-- start Data extract --
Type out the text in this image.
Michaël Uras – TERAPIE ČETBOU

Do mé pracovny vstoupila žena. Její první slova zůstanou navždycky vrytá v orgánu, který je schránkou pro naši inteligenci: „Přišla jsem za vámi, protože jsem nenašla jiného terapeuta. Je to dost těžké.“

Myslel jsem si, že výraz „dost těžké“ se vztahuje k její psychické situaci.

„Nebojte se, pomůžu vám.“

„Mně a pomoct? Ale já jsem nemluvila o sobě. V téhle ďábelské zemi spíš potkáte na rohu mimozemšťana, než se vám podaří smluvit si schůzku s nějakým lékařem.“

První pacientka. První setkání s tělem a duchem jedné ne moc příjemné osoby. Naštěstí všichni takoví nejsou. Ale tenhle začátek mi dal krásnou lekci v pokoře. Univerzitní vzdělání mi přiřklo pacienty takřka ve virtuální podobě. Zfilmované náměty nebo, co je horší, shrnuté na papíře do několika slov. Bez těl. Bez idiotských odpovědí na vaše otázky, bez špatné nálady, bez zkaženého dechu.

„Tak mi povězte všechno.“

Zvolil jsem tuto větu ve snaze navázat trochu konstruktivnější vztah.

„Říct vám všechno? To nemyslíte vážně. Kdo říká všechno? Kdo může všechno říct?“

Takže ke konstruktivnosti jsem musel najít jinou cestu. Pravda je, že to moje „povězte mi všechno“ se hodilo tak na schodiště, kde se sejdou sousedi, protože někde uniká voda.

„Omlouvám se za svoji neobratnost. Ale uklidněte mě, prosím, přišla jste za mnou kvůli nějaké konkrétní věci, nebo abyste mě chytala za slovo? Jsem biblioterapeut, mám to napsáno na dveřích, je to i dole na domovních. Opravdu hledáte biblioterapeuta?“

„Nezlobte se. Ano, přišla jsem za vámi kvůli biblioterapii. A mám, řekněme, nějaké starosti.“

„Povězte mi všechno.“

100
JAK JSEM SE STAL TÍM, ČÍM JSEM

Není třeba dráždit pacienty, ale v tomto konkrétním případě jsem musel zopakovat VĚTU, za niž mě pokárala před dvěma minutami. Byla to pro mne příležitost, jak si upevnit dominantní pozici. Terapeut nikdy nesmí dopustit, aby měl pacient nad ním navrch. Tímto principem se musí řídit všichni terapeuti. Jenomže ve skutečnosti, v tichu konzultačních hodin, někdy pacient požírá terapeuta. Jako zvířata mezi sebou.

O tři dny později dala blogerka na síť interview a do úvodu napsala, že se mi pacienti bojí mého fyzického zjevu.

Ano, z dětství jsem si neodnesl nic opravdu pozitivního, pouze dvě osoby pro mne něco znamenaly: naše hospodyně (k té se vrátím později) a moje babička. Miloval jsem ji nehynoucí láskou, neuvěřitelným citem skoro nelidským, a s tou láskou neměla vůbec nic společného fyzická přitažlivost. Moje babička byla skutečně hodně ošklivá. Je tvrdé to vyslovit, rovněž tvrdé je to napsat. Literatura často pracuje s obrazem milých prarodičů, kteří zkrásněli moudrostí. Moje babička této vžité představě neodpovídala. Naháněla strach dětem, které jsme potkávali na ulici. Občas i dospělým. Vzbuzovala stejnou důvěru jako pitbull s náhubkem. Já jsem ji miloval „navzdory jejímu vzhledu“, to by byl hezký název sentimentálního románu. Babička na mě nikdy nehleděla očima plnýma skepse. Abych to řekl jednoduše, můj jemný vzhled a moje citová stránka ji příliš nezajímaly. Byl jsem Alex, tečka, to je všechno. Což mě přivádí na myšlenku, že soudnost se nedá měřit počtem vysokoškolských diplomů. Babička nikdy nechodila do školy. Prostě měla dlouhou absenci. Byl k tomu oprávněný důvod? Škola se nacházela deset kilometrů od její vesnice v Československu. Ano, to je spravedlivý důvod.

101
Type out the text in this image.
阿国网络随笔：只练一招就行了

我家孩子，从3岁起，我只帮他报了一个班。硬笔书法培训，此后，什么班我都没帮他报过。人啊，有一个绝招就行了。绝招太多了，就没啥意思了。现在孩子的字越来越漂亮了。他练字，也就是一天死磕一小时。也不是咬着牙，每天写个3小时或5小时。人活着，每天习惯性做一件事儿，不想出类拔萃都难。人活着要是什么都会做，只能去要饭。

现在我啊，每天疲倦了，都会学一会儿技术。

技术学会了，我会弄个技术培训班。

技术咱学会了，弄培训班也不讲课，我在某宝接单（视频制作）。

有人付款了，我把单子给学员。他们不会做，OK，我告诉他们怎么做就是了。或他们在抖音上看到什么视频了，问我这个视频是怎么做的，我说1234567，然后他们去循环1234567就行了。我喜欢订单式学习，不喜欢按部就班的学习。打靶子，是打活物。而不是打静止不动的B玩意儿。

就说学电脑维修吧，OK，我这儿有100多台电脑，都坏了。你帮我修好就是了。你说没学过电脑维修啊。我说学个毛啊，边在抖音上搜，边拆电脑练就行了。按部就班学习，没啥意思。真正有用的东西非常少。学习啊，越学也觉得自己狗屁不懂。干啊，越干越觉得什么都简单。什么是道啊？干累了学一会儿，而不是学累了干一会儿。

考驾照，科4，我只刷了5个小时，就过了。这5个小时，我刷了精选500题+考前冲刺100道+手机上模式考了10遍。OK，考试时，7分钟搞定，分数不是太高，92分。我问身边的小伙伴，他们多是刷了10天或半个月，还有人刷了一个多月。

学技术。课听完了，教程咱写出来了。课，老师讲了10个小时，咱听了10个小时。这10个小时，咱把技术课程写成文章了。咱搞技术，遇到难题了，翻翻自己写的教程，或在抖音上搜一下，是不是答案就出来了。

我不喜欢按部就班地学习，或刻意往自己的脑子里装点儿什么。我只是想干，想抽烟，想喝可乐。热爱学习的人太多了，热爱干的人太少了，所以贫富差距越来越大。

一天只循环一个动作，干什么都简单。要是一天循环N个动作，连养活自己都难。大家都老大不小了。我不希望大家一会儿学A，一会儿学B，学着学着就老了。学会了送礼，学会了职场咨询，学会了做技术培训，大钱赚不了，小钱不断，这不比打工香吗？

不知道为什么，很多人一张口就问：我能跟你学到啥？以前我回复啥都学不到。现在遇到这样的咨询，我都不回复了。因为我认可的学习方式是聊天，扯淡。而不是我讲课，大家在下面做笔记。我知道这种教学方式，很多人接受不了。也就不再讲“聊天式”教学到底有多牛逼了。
-- end Data extract --
_Written task_.
Print the whole listing exactly as it is.

_Solution_.
Type out the text in this image.
Michaël Uras – TERAPIE ČETBOU

Do mé pracovny vstoupila žena. Její první slova zůstanou navždycky vrytá v orgánu, který je schránkou pro naši inteligenci: „Přišla jsem za vámi, protože jsem nenašla jiného terapeuta. Je to dost těžké.“

Myslel jsem si, že výraz „dost těžké“ se vztahuje k její psychické situaci.

„Nebojte se, pomůžu vám.“

„Mně a pomoct? Ale já jsem nemluvila o sobě. V téhle ďábelské zemi spíš potkáte na rohu mimozemšťana, než se vám podaří smluvit si schůzku s nějakým lékařem.“

První pacientka. První setkání s tělem a duchem jedné ne moc příjemné osoby. Naštěstí všichni takoví nejsou. Ale tenhle začátek mi dal krásnou lekci v pokoře. Univerzitní vzdělání mi přiřklo pacienty takřka ve virtuální podobě. Zfilmované náměty nebo, co je horší, shrnuté na papíře do několika slov. Bez těl. Bez idiotských odpovědí na vaše otázky, bez špatné nálady, bez zkaženého dechu.

„Tak mi povězte všechno.“

Zvolil jsem tuto větu ve snaze navázat trochu konstruktivnější vztah.

„Říct vám všechno? To nemyslíte vážně. Kdo říká všechno? Kdo může všechno říct?“

Takže ke konstruktivnosti jsem musel najít jinou cestu. Pravda je, že to moje „povězte mi všechno“ se hodilo tak na schodiště, kde se sejdou sousedi, protože někde uniká voda.

„Omlouvám se za svoji neobratnost. Ale uklidněte mě, prosím, přišla jste za mnou kvůli nějaké konkrétní věci, nebo abyste mě chytala za slovo? Jsem biblioterapeut, mám to napsáno na dveřích, je to i dole na domovních. Opravdu hledáte biblioterapeuta?“

„Nezlobte se. Ano, přišla jsem za vámi kvůli biblioterapii. A mám, řekněme, nějaké starosti.“

„Povězte mi všechno.“

100
JAK JSEM SE STAL TÍM, ČÍM JSEM

Není třeba dráždit pacienty, ale v tomto konkrétním případě jsem musel zopakovat VĚTU, za niž mě pokárala před dvěma minutami. Byla to pro mne příležitost, jak si upevnit dominantní pozici. Terapeut nikdy nesmí dopustit, aby měl pacient nad ním navrch. Tímto principem se musí řídit všichni terapeuti. Jenomže ve skutečnosti, v tichu konzultačních hodin, někdy pacient požírá terapeuta. Jako zvířata mezi sebou.

O tři dny později dala blogerka na síť interview a do úvodu napsala, že se mi pacienti bojí mého fyzického zjevu.

Ano, z dětství jsem si neodnesl nic opravdu pozitivního, pouze dvě osoby pro mne něco znamenaly: naše hospodyně (k té se vrátím později) a moje babička. Miloval jsem ji nehynoucí láskou, neuvěřitelným citem skoro nelidským, a s tou láskou neměla vůbec nic společného fyzická přitažlivost. Moje babička byla skutečně hodně ošklivá. Je tvrdé to vyslovit, rovněž tvrdé je to napsat. Literatura často pracuje s obrazem milých prarodičů, kteří zkrásněli moudrostí. Moje babička této vžité představě neodpovídala. Naháněla strach dětem, které jsme potkávali na ulici. Občas i dospělým. Vzbuzovala stejnou důvěru jako pitbull s náhubkem. Já jsem ji miloval „navzdory jejímu vzhledu“, to by byl hezký název sentimentálního románu. Babička na mě nikdy nehleděla očima plnýma skepse. Abych to řekl jednoduše, můj jemný vzhled a moje citová stránka ji příliš nezajímaly. Byl jsem Alex, tečka, to je všechno. Což mě přivádí na myšlenku, že soudnost se nedá měřit počtem vysokoškolských diplomů. Babička nikdy nechodila do školy. Prostě měla dlouhou absenci. Byl k tomu oprávněný důvod? Škola se nacházela deset kilometrů od její vesnice v Československu. Ano, to je spravedlivý důvod.

101
Type out the text in this image.
阿国网络随笔：只练一招就行了

我家孩子，从3岁起，我只帮他报了一个班。硬笔书法培训，此后，什么班我都没帮他报过。人啊，有一个绝招就行了。绝招太多了，就没啥意思了。现在孩子的字越来越漂亮了。他练字，也就是一天死磕一小时。也不是咬着牙，每天写个3小时或5小时。人活着，每天习惯性做一件事儿，不想出类拔萃都难。人活着要是什么都会做，只能去要饭。

现在我啊，每天疲倦了，都会学一会儿技术。

技术学会了，我会弄个技术培训班。

技术咱学会了，弄培训班也不讲课，我在某宝接单（视频制作）。

有人付款了，我把单子给学员。他们不会做，OK，我告诉他们怎么做就是了。或他们在抖音上看到什么视频了，问我这个视频是怎么做的，我说1234567，然后他们去循环1234567就行了。我喜欢订单式学习，不喜欢按部就班的学习。打靶子，是打活物。而不是打静止不动的B玩意儿。

就说学电脑维修吧，OK，我这儿有100多台电脑，都坏了。你帮我修好就是了。你说没学过电脑维修啊。我说学个毛啊，边在抖音上搜，边拆电脑练就行了。按部就班学习，没啥意思。真正有用的东西非常少。学习啊，越学也觉得自己狗屁不懂。干啊，越干越觉得什么都简单。什么是道啊？干累了学一会儿，而不是学累了干一会儿。

考驾照，科4，我只刷了5个小时，就过了。这5个小时，我刷了精选500题+考前冲刺100道+手机上模式考了10遍。OK，考试时，7分钟搞定，分数不是太高，92分。我问身边的小伙伴，他们多是刷了10天或半个月，还有人刷了一个多月。

学技术。课听完了，教程咱写出来了。课，老师讲了10个小时，咱听了10个小时。这10个小时，咱把技术课程写成文章了。咱搞技术，遇到难题了，翻翻自己写的教程，或在抖音上搜一下，是不是答案就出来了。

我不喜欢按部就班地学习，或刻意往自己的脑子里装点儿什么。我只是想干，想抽烟，想喝可乐。热爱学习的人太多了，热爱干的人太少了，所以贫富差距越来越大。

一天只循环一个动作，干什么都简单。要是一天循环N个动作，连养活自己都难。大家都老大不小了。我不希望大家一会儿学A，一会儿学B，学着学着就老了。学会了送礼，学会了职场咨询，学会了做技术培训，大钱赚不了，小钱不断，这不比打工香吗？

不知道为什么，很多人一张口就问：我能跟你学到啥？以前我回复啥都学不到。现在遇到这样的咨询，我都不回复了。因为我认可的学习方式是聊天，扯淡。而不是我讲课，大家在下面做笔记。我知道这种教学方式，很多人接受不了。也就不再讲“聊天式”教学到底有多牛逼了。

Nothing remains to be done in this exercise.